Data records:
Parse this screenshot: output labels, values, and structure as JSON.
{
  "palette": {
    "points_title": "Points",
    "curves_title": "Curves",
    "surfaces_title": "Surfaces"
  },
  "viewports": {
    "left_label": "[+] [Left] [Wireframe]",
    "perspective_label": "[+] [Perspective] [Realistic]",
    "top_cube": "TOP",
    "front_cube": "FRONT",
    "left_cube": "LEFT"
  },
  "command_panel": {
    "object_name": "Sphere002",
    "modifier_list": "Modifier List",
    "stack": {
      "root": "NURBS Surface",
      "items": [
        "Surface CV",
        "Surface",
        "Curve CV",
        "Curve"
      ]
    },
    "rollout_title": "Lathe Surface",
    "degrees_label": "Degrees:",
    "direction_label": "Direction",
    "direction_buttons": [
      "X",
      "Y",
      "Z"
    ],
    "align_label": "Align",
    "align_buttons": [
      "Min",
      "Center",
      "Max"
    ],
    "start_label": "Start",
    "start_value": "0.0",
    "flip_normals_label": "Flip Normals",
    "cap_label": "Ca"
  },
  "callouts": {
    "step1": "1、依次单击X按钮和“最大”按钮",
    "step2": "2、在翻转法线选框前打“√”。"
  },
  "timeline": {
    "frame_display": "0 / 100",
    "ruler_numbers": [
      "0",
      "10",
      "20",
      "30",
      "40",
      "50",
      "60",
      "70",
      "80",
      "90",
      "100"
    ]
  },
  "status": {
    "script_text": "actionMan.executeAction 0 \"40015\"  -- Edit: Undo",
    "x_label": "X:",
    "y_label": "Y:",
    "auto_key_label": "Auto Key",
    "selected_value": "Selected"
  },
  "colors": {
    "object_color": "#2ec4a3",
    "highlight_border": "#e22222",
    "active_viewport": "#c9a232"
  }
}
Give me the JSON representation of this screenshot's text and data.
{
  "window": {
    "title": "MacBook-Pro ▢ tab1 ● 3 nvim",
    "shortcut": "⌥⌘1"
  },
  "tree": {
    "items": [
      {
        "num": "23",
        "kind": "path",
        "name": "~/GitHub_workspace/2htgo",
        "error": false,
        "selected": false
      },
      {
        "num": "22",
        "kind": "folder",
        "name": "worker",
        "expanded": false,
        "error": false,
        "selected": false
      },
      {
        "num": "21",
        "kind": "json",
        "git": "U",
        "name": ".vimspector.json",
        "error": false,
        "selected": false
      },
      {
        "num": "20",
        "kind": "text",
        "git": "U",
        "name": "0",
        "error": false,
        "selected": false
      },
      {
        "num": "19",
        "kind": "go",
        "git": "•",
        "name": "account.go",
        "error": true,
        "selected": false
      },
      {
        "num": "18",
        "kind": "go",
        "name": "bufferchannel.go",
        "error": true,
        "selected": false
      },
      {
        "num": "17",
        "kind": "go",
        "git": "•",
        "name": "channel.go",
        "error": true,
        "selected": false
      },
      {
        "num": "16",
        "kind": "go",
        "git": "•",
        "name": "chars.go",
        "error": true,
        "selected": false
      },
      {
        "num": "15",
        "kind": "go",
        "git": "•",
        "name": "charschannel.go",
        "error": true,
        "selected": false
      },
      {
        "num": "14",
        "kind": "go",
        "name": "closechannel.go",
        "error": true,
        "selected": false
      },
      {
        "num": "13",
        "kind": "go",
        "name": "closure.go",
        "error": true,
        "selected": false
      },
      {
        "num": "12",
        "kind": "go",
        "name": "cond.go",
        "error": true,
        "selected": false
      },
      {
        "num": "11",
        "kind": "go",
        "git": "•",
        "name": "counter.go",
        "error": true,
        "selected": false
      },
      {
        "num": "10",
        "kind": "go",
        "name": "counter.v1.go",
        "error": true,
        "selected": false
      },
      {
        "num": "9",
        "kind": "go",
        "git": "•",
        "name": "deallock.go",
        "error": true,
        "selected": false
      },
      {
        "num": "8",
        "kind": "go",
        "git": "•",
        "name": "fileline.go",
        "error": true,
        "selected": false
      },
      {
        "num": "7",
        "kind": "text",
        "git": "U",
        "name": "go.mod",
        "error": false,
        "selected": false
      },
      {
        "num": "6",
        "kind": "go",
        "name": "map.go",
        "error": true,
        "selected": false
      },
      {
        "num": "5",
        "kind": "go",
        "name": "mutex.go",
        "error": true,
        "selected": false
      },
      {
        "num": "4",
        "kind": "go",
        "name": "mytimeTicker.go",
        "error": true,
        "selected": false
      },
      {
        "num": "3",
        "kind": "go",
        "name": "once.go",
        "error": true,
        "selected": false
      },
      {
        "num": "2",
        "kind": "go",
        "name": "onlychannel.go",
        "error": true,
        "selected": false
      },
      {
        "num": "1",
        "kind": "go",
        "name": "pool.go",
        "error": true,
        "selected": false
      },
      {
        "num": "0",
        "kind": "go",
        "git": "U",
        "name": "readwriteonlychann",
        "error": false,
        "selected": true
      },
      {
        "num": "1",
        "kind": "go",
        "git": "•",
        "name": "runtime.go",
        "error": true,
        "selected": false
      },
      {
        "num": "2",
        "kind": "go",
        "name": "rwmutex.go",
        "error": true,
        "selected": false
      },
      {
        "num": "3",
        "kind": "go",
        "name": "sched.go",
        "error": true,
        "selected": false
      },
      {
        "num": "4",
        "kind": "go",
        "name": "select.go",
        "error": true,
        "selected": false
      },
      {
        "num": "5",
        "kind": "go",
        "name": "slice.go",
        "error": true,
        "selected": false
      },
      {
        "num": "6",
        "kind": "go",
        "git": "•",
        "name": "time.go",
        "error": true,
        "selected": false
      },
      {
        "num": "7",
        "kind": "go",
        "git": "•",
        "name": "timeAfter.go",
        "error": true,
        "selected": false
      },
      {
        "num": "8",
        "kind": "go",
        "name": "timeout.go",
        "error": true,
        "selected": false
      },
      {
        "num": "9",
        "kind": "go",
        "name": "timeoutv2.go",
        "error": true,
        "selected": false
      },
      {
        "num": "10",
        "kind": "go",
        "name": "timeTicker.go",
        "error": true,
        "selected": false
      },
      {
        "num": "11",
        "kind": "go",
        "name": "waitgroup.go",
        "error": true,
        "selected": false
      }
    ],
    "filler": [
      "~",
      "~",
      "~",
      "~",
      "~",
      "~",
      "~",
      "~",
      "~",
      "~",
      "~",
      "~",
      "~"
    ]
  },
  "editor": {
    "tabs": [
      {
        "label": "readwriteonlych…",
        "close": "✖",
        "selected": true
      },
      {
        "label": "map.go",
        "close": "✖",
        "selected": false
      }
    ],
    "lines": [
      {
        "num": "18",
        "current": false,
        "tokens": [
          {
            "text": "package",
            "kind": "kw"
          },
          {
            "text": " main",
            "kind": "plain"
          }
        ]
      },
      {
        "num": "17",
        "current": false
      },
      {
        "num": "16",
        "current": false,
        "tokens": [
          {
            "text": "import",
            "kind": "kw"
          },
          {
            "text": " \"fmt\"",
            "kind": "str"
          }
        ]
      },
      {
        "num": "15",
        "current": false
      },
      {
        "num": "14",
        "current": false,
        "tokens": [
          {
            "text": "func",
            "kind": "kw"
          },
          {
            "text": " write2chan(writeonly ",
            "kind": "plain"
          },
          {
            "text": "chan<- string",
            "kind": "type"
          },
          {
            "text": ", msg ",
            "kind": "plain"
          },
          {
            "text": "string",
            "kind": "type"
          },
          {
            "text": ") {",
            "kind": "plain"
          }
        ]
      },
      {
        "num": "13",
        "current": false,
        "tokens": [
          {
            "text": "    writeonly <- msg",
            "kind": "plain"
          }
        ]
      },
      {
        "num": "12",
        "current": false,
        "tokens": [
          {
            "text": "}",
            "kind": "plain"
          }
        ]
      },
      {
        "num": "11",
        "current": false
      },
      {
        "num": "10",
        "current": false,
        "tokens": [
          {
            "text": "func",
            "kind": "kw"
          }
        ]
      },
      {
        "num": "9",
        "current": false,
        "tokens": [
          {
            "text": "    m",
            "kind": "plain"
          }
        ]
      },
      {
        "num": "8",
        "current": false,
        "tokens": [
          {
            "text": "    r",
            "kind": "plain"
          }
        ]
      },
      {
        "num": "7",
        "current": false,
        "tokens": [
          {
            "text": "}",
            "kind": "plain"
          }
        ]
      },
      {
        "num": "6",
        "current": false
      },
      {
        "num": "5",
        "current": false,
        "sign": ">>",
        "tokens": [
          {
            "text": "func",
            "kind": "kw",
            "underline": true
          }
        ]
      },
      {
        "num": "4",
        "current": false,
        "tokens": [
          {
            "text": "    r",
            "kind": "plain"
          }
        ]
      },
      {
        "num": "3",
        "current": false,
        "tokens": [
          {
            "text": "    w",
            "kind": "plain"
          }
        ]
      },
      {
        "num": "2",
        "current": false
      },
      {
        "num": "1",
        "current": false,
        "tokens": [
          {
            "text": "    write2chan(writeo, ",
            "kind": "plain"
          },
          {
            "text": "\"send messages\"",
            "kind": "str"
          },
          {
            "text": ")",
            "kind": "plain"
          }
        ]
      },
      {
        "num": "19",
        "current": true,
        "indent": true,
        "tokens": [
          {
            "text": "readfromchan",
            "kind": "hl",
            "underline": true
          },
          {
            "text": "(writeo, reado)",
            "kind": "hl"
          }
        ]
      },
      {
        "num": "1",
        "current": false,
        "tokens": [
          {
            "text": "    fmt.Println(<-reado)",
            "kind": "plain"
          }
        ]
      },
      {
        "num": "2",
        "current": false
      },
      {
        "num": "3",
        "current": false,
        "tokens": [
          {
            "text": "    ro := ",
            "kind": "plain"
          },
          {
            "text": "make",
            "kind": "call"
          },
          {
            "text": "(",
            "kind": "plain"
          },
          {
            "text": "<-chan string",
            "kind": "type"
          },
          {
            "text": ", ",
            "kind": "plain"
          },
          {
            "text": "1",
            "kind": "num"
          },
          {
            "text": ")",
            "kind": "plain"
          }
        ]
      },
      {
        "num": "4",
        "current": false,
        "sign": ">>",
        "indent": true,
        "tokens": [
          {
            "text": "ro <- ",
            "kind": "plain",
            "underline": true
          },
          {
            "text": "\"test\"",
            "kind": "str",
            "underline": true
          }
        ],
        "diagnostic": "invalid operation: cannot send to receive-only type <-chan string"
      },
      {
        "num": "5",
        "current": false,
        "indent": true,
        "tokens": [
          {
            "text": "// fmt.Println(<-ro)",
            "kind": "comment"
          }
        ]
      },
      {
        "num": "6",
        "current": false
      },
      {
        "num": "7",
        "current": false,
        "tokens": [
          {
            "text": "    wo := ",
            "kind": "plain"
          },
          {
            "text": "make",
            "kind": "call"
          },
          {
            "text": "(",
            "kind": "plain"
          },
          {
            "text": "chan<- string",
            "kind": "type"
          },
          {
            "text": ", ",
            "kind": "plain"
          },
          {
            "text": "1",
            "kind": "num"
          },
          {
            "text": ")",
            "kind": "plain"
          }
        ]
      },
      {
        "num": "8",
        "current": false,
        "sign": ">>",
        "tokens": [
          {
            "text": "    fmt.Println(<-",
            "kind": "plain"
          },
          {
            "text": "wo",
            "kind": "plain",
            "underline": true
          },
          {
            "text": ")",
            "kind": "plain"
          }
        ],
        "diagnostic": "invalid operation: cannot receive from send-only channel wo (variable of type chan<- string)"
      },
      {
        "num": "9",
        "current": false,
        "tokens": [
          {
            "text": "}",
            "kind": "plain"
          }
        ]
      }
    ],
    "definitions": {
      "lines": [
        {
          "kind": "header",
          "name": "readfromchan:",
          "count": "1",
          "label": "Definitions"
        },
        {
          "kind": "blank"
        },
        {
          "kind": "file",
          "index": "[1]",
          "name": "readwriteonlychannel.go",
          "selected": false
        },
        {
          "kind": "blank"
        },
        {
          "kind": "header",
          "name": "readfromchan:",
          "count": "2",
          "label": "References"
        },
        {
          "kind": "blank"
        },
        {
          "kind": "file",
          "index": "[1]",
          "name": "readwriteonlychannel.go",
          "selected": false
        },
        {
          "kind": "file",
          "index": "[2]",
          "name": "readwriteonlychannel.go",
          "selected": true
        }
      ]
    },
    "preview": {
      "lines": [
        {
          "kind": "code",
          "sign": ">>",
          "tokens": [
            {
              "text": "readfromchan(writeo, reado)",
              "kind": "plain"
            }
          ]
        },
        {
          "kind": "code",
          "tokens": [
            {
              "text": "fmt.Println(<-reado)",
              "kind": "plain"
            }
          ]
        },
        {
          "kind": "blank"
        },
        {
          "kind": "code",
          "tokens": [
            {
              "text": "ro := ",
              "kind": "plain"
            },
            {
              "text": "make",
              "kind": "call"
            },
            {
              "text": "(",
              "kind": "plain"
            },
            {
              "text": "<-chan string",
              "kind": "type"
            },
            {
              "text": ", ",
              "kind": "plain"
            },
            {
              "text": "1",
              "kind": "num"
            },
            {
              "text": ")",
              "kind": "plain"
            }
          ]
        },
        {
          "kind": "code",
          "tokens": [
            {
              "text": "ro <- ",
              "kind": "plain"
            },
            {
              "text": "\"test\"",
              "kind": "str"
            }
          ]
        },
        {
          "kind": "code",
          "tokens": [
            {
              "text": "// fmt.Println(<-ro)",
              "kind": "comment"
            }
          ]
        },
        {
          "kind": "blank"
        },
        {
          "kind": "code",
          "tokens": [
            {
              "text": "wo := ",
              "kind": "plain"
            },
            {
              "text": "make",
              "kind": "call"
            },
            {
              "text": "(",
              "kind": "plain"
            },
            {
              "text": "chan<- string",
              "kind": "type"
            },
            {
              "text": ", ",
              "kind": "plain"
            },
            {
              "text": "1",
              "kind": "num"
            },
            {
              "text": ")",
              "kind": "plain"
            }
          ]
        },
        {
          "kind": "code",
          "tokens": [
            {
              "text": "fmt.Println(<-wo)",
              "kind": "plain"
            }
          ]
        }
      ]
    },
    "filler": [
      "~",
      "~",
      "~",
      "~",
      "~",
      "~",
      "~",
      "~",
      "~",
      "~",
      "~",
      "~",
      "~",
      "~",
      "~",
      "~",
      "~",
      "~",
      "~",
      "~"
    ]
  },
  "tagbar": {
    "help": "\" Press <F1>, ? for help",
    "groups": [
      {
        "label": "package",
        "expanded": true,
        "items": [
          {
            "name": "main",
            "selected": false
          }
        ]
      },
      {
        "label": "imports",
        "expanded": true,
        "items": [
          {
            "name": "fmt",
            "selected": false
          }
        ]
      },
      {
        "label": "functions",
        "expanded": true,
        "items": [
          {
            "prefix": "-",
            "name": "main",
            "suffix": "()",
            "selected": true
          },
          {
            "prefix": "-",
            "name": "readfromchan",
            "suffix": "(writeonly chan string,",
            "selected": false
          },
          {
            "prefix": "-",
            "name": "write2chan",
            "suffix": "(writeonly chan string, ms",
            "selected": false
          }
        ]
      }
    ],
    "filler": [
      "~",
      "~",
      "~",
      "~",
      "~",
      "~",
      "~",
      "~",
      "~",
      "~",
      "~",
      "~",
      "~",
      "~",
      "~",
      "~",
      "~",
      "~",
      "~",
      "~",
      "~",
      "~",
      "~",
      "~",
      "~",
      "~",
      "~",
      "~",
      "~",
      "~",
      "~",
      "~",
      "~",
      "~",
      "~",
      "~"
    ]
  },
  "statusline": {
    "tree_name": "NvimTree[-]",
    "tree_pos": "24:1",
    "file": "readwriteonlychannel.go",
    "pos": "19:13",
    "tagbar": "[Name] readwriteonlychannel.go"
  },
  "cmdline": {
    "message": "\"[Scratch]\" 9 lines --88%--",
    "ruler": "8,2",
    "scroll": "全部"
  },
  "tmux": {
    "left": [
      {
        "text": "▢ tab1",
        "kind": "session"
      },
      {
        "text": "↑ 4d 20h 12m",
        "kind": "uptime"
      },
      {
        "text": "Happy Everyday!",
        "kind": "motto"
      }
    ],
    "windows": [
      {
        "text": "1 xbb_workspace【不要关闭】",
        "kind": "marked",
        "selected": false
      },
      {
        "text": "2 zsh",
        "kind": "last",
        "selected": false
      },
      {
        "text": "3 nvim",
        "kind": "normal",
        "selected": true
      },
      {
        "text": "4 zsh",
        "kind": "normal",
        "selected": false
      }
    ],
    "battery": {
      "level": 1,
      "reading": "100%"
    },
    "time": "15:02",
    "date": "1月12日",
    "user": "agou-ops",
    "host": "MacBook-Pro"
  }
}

## Written instruction
Copy out every line where the word "reado" occurs.

## Result of this task
            "text": "(writeo, reado)",
            "text": "    fmt.Println(<-reado)",
              "text": "readfromchan(writeo, reado)",
              "text": "fmt.Println(<-reado)",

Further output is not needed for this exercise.